▶ [Set problem]: Copy out the material below in full, but not its images.
— start Exercise input —
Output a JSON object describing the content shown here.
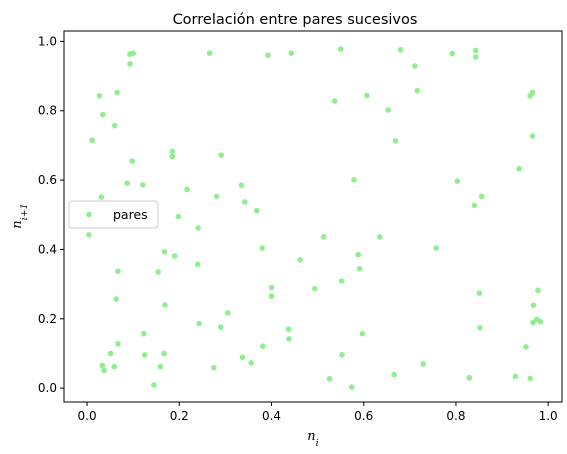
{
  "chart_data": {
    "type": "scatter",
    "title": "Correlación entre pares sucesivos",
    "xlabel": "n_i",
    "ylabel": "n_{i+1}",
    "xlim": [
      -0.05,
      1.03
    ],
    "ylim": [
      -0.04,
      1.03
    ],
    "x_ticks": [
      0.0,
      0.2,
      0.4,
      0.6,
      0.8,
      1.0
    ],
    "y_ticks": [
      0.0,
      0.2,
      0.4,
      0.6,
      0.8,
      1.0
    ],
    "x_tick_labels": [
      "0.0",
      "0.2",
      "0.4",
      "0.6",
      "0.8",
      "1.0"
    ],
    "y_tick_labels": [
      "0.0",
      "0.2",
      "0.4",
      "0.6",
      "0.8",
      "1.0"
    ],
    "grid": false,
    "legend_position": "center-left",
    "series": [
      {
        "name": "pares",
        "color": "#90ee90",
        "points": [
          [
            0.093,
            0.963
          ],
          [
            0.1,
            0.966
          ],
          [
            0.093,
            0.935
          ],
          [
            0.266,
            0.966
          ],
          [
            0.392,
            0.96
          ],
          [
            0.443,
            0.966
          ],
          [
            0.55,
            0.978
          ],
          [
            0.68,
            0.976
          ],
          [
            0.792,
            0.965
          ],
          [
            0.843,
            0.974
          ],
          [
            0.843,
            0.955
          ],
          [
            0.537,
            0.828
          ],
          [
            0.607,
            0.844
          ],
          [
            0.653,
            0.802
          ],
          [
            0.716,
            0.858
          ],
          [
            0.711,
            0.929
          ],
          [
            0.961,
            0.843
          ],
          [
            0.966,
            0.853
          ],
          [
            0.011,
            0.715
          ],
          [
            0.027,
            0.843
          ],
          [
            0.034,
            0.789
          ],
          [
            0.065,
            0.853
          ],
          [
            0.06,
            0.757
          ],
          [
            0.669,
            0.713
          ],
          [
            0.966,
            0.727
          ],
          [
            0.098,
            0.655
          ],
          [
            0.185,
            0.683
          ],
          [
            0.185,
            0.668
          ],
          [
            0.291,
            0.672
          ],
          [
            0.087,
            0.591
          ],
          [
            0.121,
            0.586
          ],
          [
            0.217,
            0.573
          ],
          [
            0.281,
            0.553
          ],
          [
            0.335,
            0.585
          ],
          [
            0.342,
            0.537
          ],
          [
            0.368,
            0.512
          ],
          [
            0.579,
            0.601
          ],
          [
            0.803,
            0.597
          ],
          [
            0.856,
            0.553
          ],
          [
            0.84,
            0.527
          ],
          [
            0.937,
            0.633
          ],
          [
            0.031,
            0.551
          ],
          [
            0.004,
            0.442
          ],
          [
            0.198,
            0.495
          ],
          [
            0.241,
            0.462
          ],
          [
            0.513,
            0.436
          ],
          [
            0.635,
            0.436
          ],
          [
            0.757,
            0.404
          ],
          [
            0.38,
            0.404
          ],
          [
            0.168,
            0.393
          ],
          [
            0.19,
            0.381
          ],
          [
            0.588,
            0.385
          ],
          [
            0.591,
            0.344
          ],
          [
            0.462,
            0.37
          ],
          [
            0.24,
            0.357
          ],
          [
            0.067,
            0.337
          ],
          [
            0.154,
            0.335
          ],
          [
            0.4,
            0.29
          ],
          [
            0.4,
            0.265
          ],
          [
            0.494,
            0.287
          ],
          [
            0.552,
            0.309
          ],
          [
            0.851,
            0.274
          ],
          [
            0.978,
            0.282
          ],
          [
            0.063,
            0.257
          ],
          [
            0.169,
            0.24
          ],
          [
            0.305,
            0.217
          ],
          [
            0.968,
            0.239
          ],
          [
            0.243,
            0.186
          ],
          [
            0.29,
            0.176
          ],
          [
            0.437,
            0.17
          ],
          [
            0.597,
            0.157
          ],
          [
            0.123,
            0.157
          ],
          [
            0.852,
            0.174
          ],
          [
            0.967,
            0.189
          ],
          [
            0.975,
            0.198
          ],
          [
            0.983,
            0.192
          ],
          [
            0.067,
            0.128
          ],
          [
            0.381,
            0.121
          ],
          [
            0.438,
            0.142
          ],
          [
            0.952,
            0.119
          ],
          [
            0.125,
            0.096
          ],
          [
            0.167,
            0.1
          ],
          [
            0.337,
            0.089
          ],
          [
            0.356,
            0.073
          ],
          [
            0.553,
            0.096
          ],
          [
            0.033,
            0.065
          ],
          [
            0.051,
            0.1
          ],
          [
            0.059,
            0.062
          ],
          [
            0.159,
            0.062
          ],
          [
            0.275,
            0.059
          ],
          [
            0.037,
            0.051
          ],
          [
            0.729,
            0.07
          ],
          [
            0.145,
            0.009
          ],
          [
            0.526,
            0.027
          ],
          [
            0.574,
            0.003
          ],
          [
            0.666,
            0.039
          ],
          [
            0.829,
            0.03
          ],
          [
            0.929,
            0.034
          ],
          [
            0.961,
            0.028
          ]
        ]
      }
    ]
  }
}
— end Exercise input —
▶ [Solution to this task]:
Output a JSON object describing the content shown here.
{
  "chart_data": {
    "type": "scatter",
    "title": "Correlación entre pares sucesivos",
    "xlabel": "n_i",
    "ylabel": "n_{i+1}",
    "xlim": [
      -0.05,
      1.03
    ],
    "ylim": [
      -0.04,
      1.03
    ],
    "x_ticks": [
      0.0,
      0.2,
      0.4,
      0.6,
      0.8,
      1.0
    ],
    "y_ticks": [
      0.0,
      0.2,
      0.4,
      0.6,
      0.8,
      1.0
    ],
    "x_tick_labels": [
      "0.0",
      "0.2",
      "0.4",
      "0.6",
      "0.8",
      "1.0"
    ],
    "y_tick_labels": [
      "0.0",
      "0.2",
      "0.4",
      "0.6",
      "0.8",
      "1.0"
    ],
    "grid": false,
    "legend_position": "center-left",
    "series": [
      {
        "name": "pares",
        "color": "#90ee90",
        "points": [
          [
            0.093,
            0.963
          ],
          [
            0.1,
            0.966
          ],
          [
            0.093,
            0.935
          ],
          [
            0.266,
            0.966
          ],
          [
            0.392,
            0.96
          ],
          [
            0.443,
            0.966
          ],
          [
            0.55,
            0.978
          ],
          [
            0.68,
            0.976
          ],
          [
            0.792,
            0.965
          ],
          [
            0.843,
            0.974
          ],
          [
            0.843,
            0.955
          ],
          [
            0.537,
            0.828
          ],
          [
            0.607,
            0.844
          ],
          [
            0.653,
            0.802
          ],
          [
            0.716,
            0.858
          ],
          [
            0.711,
            0.929
          ],
          [
            0.961,
            0.843
          ],
          [
            0.966,
            0.853
          ],
          [
            0.011,
            0.715
          ],
          [
            0.027,
            0.843
          ],
          [
            0.034,
            0.789
          ],
          [
            0.065,
            0.853
          ],
          [
            0.06,
            0.757
          ],
          [
            0.669,
            0.713
          ],
          [
            0.966,
            0.727
          ],
          [
            0.098,
            0.655
          ],
          [
            0.185,
            0.683
          ],
          [
            0.185,
            0.668
          ],
          [
            0.291,
            0.672
          ],
          [
            0.087,
            0.591
          ],
          [
            0.121,
            0.586
          ],
          [
            0.217,
            0.573
          ],
          [
            0.281,
            0.553
          ],
          [
            0.335,
            0.585
          ],
          [
            0.342,
            0.537
          ],
          [
            0.368,
            0.512
          ],
          [
            0.579,
            0.601
          ],
          [
            0.803,
            0.597
          ],
          [
            0.856,
            0.553
          ],
          [
            0.84,
            0.527
          ],
          [
            0.937,
            0.633
          ],
          [
            0.031,
            0.551
          ],
          [
            0.004,
            0.442
          ],
          [
            0.198,
            0.495
          ],
          [
            0.241,
            0.462
          ],
          [
            0.513,
            0.436
          ],
          [
            0.635,
            0.436
          ],
          [
            0.757,
            0.404
          ],
          [
            0.38,
            0.404
          ],
          [
            0.168,
            0.393
          ],
          [
            0.19,
            0.381
          ],
          [
            0.588,
            0.385
          ],
          [
            0.591,
            0.344
          ],
          [
            0.462,
            0.37
          ],
          [
            0.24,
            0.357
          ],
          [
            0.067,
            0.337
          ],
          [
            0.154,
            0.335
          ],
          [
            0.4,
            0.29
          ],
          [
            0.4,
            0.265
          ],
          [
            0.494,
            0.287
          ],
          [
            0.552,
            0.309
          ],
          [
            0.851,
            0.274
          ],
          [
            0.978,
            0.282
          ],
          [
            0.063,
            0.257
          ],
          [
            0.169,
            0.24
          ],
          [
            0.305,
            0.217
          ],
          [
            0.968,
            0.239
          ],
          [
            0.243,
            0.186
          ],
          [
            0.29,
            0.176
          ],
          [
            0.437,
            0.17
          ],
          [
            0.597,
            0.157
          ],
          [
            0.123,
            0.157
          ],
          [
            0.852,
            0.174
          ],
          [
            0.967,
            0.189
          ],
          [
            0.975,
            0.198
          ],
          [
            0.983,
            0.192
          ],
          [
            0.067,
            0.128
          ],
          [
            0.381,
            0.121
          ],
          [
            0.438,
            0.142
          ],
          [
            0.952,
            0.119
          ],
          [
            0.125,
            0.096
          ],
          [
            0.167,
            0.1
          ],
          [
            0.337,
            0.089
          ],
          [
            0.356,
            0.073
          ],
          [
            0.553,
            0.096
          ],
          [
            0.033,
            0.065
          ],
          [
            0.051,
            0.1
          ],
          [
            0.059,
            0.062
          ],
          [
            0.159,
            0.062
          ],
          [
            0.275,
            0.059
          ],
          [
            0.037,
            0.051
          ],
          [
            0.729,
            0.07
          ],
          [
            0.145,
            0.009
          ],
          [
            0.526,
            0.027
          ],
          [
            0.574,
            0.003
          ],
          [
            0.666,
            0.039
          ],
          [
            0.829,
            0.03
          ],
          [
            0.929,
            0.034
          ],
          [
            0.961,
            0.028
          ]
        ]
      }
    ]
  }
}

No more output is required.